What you have to do – Present every line in which the string "AUTOMATE" appears.

[A block of data]
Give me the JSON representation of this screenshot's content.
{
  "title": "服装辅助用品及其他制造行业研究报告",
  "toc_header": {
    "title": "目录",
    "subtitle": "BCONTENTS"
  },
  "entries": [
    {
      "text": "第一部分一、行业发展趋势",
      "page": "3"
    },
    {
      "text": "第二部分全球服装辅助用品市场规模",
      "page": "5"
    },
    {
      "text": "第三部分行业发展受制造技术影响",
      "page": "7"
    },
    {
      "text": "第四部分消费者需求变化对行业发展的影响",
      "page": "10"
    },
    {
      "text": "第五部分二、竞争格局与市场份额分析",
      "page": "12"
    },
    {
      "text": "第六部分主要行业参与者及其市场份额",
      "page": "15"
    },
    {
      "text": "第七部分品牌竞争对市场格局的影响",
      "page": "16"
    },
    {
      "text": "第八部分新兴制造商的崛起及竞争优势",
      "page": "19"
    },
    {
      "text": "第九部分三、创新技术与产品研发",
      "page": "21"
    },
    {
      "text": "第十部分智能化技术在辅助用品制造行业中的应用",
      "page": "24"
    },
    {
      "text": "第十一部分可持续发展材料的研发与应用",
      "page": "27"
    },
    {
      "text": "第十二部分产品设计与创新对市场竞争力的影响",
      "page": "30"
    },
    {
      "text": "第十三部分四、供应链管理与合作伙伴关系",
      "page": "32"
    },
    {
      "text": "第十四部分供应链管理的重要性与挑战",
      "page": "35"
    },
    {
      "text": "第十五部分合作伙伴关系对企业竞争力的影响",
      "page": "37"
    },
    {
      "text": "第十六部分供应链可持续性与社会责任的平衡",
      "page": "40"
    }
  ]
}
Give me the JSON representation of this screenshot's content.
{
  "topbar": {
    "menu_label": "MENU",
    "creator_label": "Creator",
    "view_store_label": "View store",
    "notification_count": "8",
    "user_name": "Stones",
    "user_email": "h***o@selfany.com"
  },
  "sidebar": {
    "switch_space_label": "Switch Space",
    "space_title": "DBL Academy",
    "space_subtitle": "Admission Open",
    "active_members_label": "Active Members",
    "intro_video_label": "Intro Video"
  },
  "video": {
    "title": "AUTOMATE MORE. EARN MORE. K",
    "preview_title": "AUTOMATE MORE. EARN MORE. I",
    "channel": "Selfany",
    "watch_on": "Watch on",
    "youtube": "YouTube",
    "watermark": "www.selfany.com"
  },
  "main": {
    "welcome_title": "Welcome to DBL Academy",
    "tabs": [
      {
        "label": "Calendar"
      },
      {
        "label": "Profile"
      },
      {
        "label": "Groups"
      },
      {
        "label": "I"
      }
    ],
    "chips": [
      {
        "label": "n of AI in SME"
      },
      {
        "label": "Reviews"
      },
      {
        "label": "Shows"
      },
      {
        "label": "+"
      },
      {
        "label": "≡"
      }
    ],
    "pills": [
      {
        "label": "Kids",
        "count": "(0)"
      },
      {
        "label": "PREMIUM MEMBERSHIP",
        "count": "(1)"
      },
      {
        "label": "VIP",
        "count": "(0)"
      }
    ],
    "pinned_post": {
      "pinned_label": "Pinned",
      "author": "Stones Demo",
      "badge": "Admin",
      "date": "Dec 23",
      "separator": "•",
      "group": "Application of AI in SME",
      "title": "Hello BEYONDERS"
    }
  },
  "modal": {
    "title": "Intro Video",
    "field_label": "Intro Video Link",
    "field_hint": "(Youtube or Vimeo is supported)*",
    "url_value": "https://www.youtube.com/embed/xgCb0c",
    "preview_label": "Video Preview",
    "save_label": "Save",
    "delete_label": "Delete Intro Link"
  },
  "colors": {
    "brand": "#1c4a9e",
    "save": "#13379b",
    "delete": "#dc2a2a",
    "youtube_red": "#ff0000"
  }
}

The response –
    "title": "AUTOMATE MORE. EARN MORE. K",
    "preview_title": "AUTOMATE MORE. EARN MORE. I",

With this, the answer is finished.